GIVEN TEXT:
# New York City |Summer 2007|



## oliver999 (Aug 4, 2006)

waitting 10 minutes to show off all the pics, but worth it.


----------



## Bond James Bond (Aug 23, 2002)

Yep, that's what Manhattan pretty much looks like.


----------



## cmoonflyer (Aug 17, 2005)

It is nice enough !


----------



## Ekumenopolis (Feb 2, 2005)

Great pics! A friend of mine went to NYC last week, and his pics were more or less like those.. a must see!


----------



## xlchris (Jun 23, 2006)

Great pics! Well done, i'd love to go there once, maby live there:lol:


----------



## Top Gear (Sep 19, 2005)

oliver999
yeah... sorry about that. The page was getting too long and wanted to start fresh on second page

xlchrisij
I'd like to live in Manhattan also. It has so much energy!

Everyone else
thanks  
will post rest of the pictures now


----------



## Top Gear (Sep 19, 2005)

LISTED ENTRIES:
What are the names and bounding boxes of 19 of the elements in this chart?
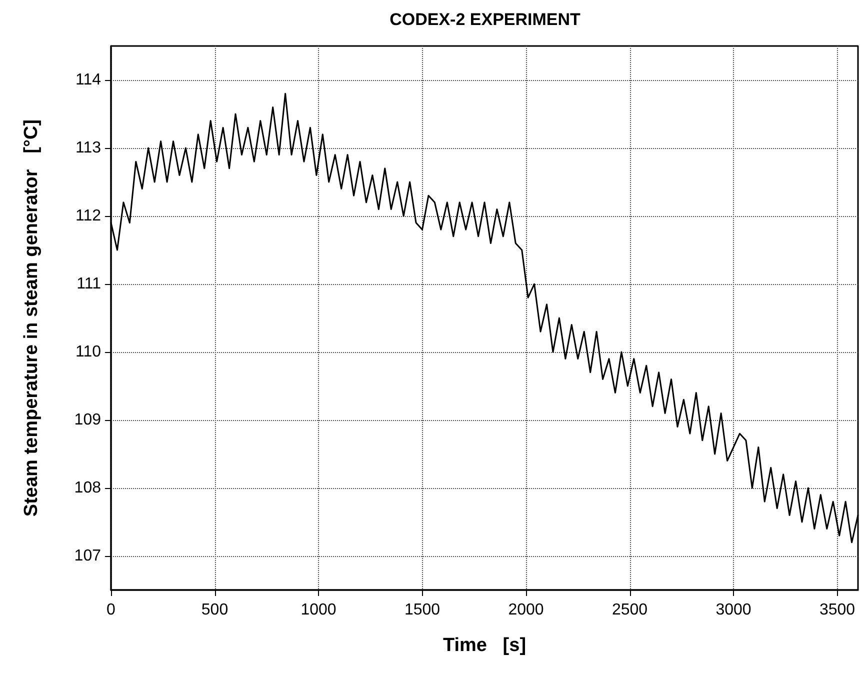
x-tick-label: 0 [106,602,116,618]
x-tick-label: 1000 [300,602,336,618]
x-tick-label: 1500 [404,602,440,618]
y-axis-title: Steam temperature in steam generator [°C] [21,119,42,517]
x-tick-label: 3500 [819,602,856,618]
y-tick-label: 107 [74,548,102,564]
x-tick-label: 2500 [612,602,648,618]
y-tick-label: 109 [74,412,102,428]
y-tick-label: 114 [75,72,102,88]
x-axis-title: Time [s] [442,635,526,656]
y-tick-label: 110 [75,344,102,360]
y-tick-label: 111 [76,276,102,292]
x-tick-label: 3000 [716,602,752,618]
chart-title: CODEX-2 EXPERIMENT [390,10,582,29]
x-tick-label: 2000 [508,602,544,618]
y-tick-label: 113 [75,140,102,156]
y-tick-label: 108 [74,480,102,496]
x-tick-label: 500 [201,602,228,618]
y-tick-label: 112 [75,208,102,224]
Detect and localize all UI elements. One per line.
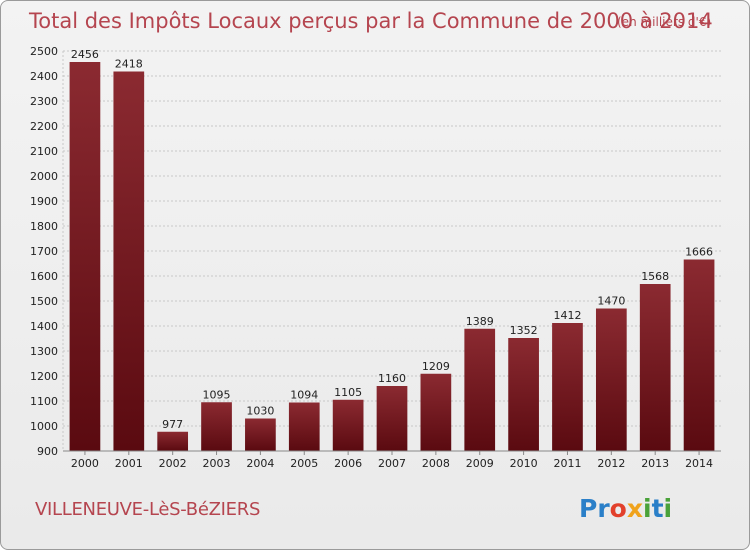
x-tick-label: 2008 xyxy=(422,457,450,470)
data-label: 1666 xyxy=(685,246,713,259)
x-tick-label: 2005 xyxy=(290,457,318,470)
y-tick-label: 2100 xyxy=(30,145,58,158)
y-tick-label: 1800 xyxy=(30,220,58,233)
data-label: 1412 xyxy=(553,309,581,322)
x-tick-label: 2014 xyxy=(685,457,713,470)
logo-letter: o xyxy=(610,494,627,523)
bar xyxy=(376,386,408,451)
commune-name: VILLENEUVE-LèS-BéZIERS xyxy=(35,499,260,520)
x-tick-label: 2001 xyxy=(115,457,143,470)
x-tick-label: 2000 xyxy=(71,457,99,470)
x-tick-label: 2006 xyxy=(334,457,362,470)
y-tick-label: 1200 xyxy=(30,370,58,383)
data-label: 1030 xyxy=(246,405,274,418)
y-tick-label: 1100 xyxy=(30,395,58,408)
bar xyxy=(245,418,276,451)
bar xyxy=(420,373,452,451)
y-tick-label: 1000 xyxy=(30,420,58,433)
y-tick-label: 2300 xyxy=(30,95,58,108)
proxiti-logo: Proxiti xyxy=(579,494,672,523)
bar xyxy=(201,402,232,451)
bar xyxy=(69,62,101,451)
y-tick-label: 2400 xyxy=(30,70,58,83)
y-tick-label: 2200 xyxy=(30,120,58,133)
data-label: 1568 xyxy=(641,270,669,283)
data-label: 1105 xyxy=(334,386,362,399)
y-tick-label: 1400 xyxy=(30,320,58,333)
logo-letter: i xyxy=(664,494,673,523)
x-tick-label: 2012 xyxy=(597,457,625,470)
data-label: 1160 xyxy=(378,372,406,385)
y-tick-label: 1700 xyxy=(30,245,58,258)
y-tick-label: 2500 xyxy=(30,45,58,58)
x-tick-label: 2011 xyxy=(553,457,581,470)
y-tick-label: 1500 xyxy=(30,295,58,308)
x-tick-label: 2003 xyxy=(203,457,231,470)
logo-letter: i xyxy=(643,494,652,523)
bar xyxy=(464,328,496,451)
logo-letter: t xyxy=(652,494,664,523)
bar xyxy=(157,431,189,451)
data-label: 1094 xyxy=(290,389,318,402)
chart-unit: (en milliers d'€) xyxy=(617,15,711,29)
bar xyxy=(639,284,671,451)
x-tick-label: 2004 xyxy=(246,457,274,470)
x-tick-label: 2002 xyxy=(159,457,187,470)
bar xyxy=(595,308,627,451)
bar xyxy=(683,259,715,451)
chart-title: Total des Impôts Locaux perçus par la Co… xyxy=(28,9,713,33)
logo-letter: r xyxy=(597,494,610,523)
bar xyxy=(508,338,539,451)
bar xyxy=(113,71,145,451)
logo-letter: P xyxy=(579,494,597,523)
data-label: 1470 xyxy=(597,295,625,308)
x-tick-label: 2010 xyxy=(510,457,538,470)
logo-letter: x xyxy=(627,494,643,523)
y-tick-label: 1600 xyxy=(30,270,58,283)
bar xyxy=(332,399,364,451)
y-tick-label: 2000 xyxy=(30,170,58,183)
x-tick-label: 2007 xyxy=(378,457,406,470)
data-label: 1389 xyxy=(466,315,494,328)
y-tick-label: 1900 xyxy=(30,195,58,208)
x-tick-label: 2009 xyxy=(466,457,494,470)
data-label: 1095 xyxy=(203,388,231,401)
data-label: 1352 xyxy=(510,324,538,337)
y-tick-label: 900 xyxy=(37,445,58,458)
bar xyxy=(552,323,583,451)
data-label: 2418 xyxy=(115,58,143,71)
bar xyxy=(288,402,320,451)
data-label: 1209 xyxy=(422,360,450,373)
data-label: 2456 xyxy=(71,48,99,61)
y-tick-label: 1300 xyxy=(30,345,58,358)
x-tick-label: 2013 xyxy=(641,457,669,470)
data-label: 977 xyxy=(162,418,183,431)
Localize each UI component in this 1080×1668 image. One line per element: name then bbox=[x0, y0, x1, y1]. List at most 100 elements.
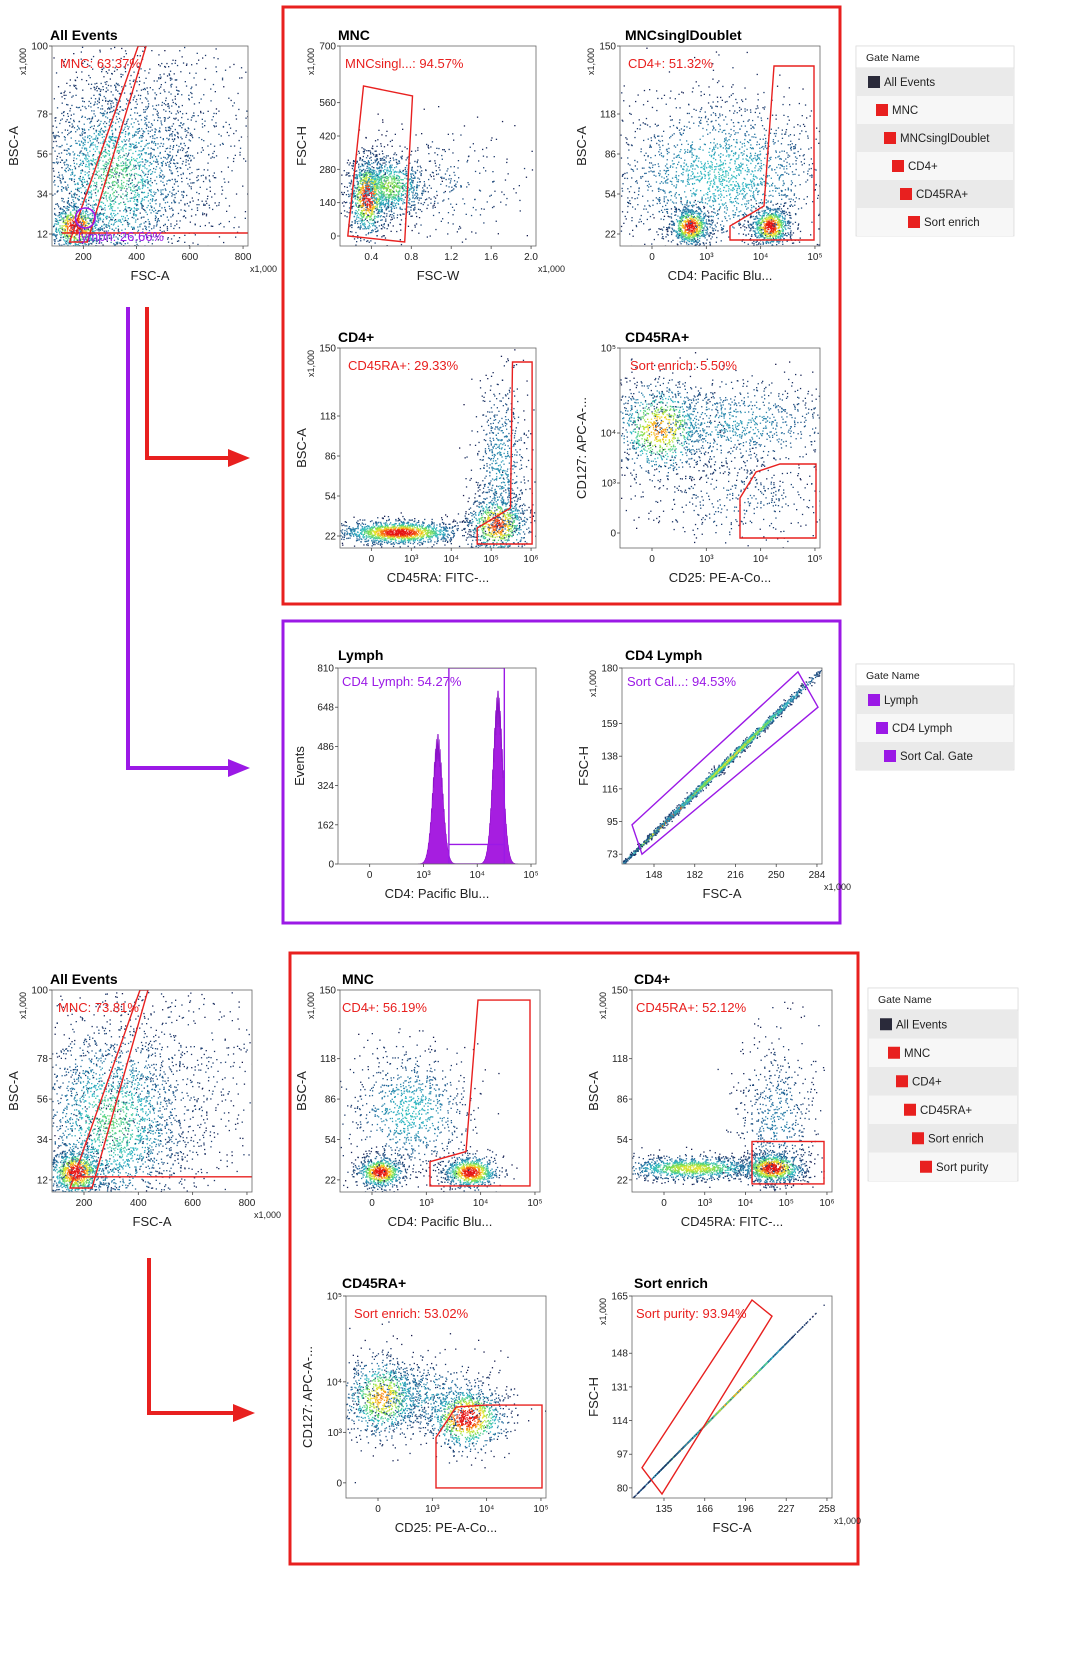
gate-1[interactable] bbox=[347, 85, 414, 243]
y-axis-label: FSC-H bbox=[576, 746, 591, 786]
gate-tree-item-lymph[interactable]: Lymph bbox=[857, 686, 1013, 714]
gate-tree-item-all-events[interactable]: All Events bbox=[857, 68, 1013, 96]
y-tick-label: 86 bbox=[325, 452, 337, 463]
y-multiplier: x1,000 bbox=[598, 992, 608, 1019]
y-tick-label: 97 bbox=[617, 1450, 629, 1461]
panel-p3-all-events: All Events 12 34 56 78 100 200 400 600 800 FSC-A BS… bbox=[6, 971, 281, 1229]
gate-tree-label: Sort enrich bbox=[924, 217, 980, 229]
plot-border bbox=[339, 989, 541, 1193]
gate-1[interactable] bbox=[429, 999, 531, 1187]
gate-1[interactable] bbox=[739, 463, 817, 539]
gate-tree-item-cd4[interactable]: CD4+ bbox=[869, 1067, 1017, 1096]
y-tick-label: 138 bbox=[601, 752, 618, 763]
y-tick-label: 324 bbox=[317, 781, 334, 792]
plot-area bbox=[340, 349, 536, 548]
x-tick-label: 10³ bbox=[699, 554, 714, 565]
gate-1[interactable] bbox=[448, 668, 506, 864]
x-axis-label: FSC-W bbox=[417, 268, 460, 283]
y-tick-label: 78 bbox=[37, 110, 49, 121]
x-tick-label: 196 bbox=[737, 1504, 754, 1515]
y-multiplier: x1,000 bbox=[306, 48, 316, 75]
gate-tree-label: CD45RA+ bbox=[920, 1105, 972, 1117]
x-tick-label: 182 bbox=[686, 870, 703, 881]
gate-tree-label: Lymph bbox=[884, 695, 918, 707]
y-tick-label: 165 bbox=[611, 1292, 628, 1303]
x-tick-label: 10⁵ bbox=[483, 554, 498, 565]
gate-tree-item-sort-purity[interactable]: Sort purity bbox=[869, 1152, 1017, 1182]
gate-tree-item-sort-enrich[interactable]: Sort enrich bbox=[869, 1124, 1017, 1153]
y-tick-label: 10⁴ bbox=[601, 429, 616, 440]
x-tick-label: 0 bbox=[661, 1198, 667, 1209]
y-tick-label: 10⁵ bbox=[327, 1292, 342, 1303]
gate-3[interactable] bbox=[74, 207, 96, 229]
x-tick-label: 10³ bbox=[425, 1504, 440, 1515]
plot-area bbox=[620, 47, 820, 246]
y-multiplier: x1,000 bbox=[598, 1298, 608, 1325]
plot-area bbox=[52, 990, 252, 1192]
gate-1[interactable] bbox=[68, 46, 147, 243]
x-tick-label: 0 bbox=[369, 554, 375, 565]
x-tick-label: 200 bbox=[76, 1198, 93, 1209]
y-tick-label: 34 bbox=[37, 1135, 49, 1146]
y-tick-label: 10⁴ bbox=[327, 1377, 342, 1388]
gate-tree-item-sort-cal-gate[interactable]: Sort Cal. Gate bbox=[857, 742, 1013, 770]
x-axis-label: CD25: PE-A-Co... bbox=[669, 570, 772, 585]
y-axis-label: CD127: APC-A-... bbox=[574, 397, 589, 499]
panel-p3-cd4: CD4+ 22 54 86 118 150 0 10³ 10⁴ 10⁵ 10⁶ CD45RA: FIT… bbox=[586, 971, 835, 1229]
y-multiplier: x1,000 bbox=[18, 48, 28, 75]
y-axis-label: BSC-A bbox=[294, 428, 309, 468]
gate-tree-label: Sort purity bbox=[936, 1162, 989, 1174]
gate-hierarchy-panel-2: Gate Name Lymph CD4 Lymph Sort Cal. Gate bbox=[855, 663, 1015, 771]
y-tick-label: 118 bbox=[600, 110, 616, 121]
y-tick-label: 150 bbox=[599, 42, 616, 53]
gate-1[interactable] bbox=[631, 670, 819, 856]
y-tick-label: 54 bbox=[617, 1135, 629, 1146]
gate-stat-sort-enrich: Sort enrich: 53.02% bbox=[354, 1306, 469, 1321]
y-tick-label: 280 bbox=[319, 165, 336, 176]
gate-tree-item-cd45ra[interactable]: CD45RA+ bbox=[869, 1095, 1017, 1125]
gate-tree-item-sort-enrich[interactable]: Sort enrich bbox=[857, 208, 1013, 236]
gate-1[interactable] bbox=[751, 1140, 825, 1185]
gate-1[interactable] bbox=[729, 65, 815, 241]
gate-tree-item-mnc[interactable]: MNC bbox=[869, 1038, 1017, 1068]
plot-area bbox=[340, 999, 531, 1192]
y-tick-label: 22 bbox=[605, 230, 617, 241]
plot-border bbox=[621, 667, 823, 865]
panel-title: Sort enrich bbox=[634, 1275, 708, 1291]
gate-tree-item-mncsingldoublet[interactable]: MNCsinglDoublet bbox=[857, 124, 1013, 152]
panel-title: MNCsinglDoublet bbox=[625, 27, 742, 43]
y-axis-label: BSC-A bbox=[586, 1071, 601, 1111]
y-axis-label: BSC-A bbox=[6, 126, 21, 166]
gate-1[interactable] bbox=[435, 1404, 543, 1489]
x-multiplier: x1,000 bbox=[834, 1516, 861, 1526]
x-tick-label: 10³ bbox=[404, 554, 419, 565]
y-tick-label: 86 bbox=[325, 1095, 337, 1106]
y-tick-label: 114 bbox=[612, 1416, 628, 1427]
gate-tree-item-mnc[interactable]: MNC bbox=[857, 96, 1013, 124]
x-axis-label: FSC-A bbox=[703, 886, 742, 901]
x-axis-label: FSC-A bbox=[713, 1520, 752, 1535]
y-tick-label: 140 bbox=[319, 198, 336, 209]
x-axis-label: FSC-A bbox=[131, 268, 170, 283]
gate-hierarchy-header: Gate Name bbox=[866, 52, 920, 64]
y-tick-label: 86 bbox=[605, 150, 617, 161]
plot-border bbox=[631, 1295, 833, 1499]
plot-area bbox=[622, 668, 822, 864]
gate-tree-item-cd4[interactable]: CD4+ bbox=[857, 152, 1013, 180]
gate-1[interactable] bbox=[641, 1298, 773, 1496]
x-tick-label: 1.6 bbox=[484, 252, 498, 263]
plot-border bbox=[631, 989, 833, 1193]
panel-title: CD45RA+ bbox=[342, 1275, 406, 1291]
y-tick-label: 810 bbox=[317, 664, 334, 675]
gate-1[interactable] bbox=[476, 361, 533, 545]
gate-tree-item-cd45ra[interactable]: CD45RA+ bbox=[857, 180, 1013, 208]
gate-color-swatch bbox=[880, 1018, 892, 1031]
x-tick-label: 10⁵ bbox=[807, 554, 822, 565]
gate-tree-item-all-events[interactable]: All Events bbox=[869, 1010, 1017, 1039]
gate-color-swatch bbox=[868, 694, 880, 706]
gate-tree-item-cd4-lymph[interactable]: CD4 Lymph bbox=[857, 714, 1013, 742]
y-tick-label: 150 bbox=[319, 986, 336, 997]
gate-1[interactable] bbox=[69, 990, 149, 1189]
y-multiplier: x1,000 bbox=[586, 48, 596, 75]
x-tick-label: 0 bbox=[369, 1198, 375, 1209]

WHAT THIS TASK INVOLVES:
Decide whether each statement agrees with the forum thread about New York City, answering yes or no and quoting the words of the thread that decide it: (a) oliver999 says the wait for the pictures was worth it; (b) Ekumenopolis says a friend went to NYC last month; (c) Top Gear would like to live in Manhattan.

SOLUTION FOR THIS EXERCISE:
(a) Yes: "waitting 10 minutes to show off all the pics, but worth it."
(b) No: "A friend of mine went to NYC last week"
(c) Yes: "I'd like to live in Manhattan also."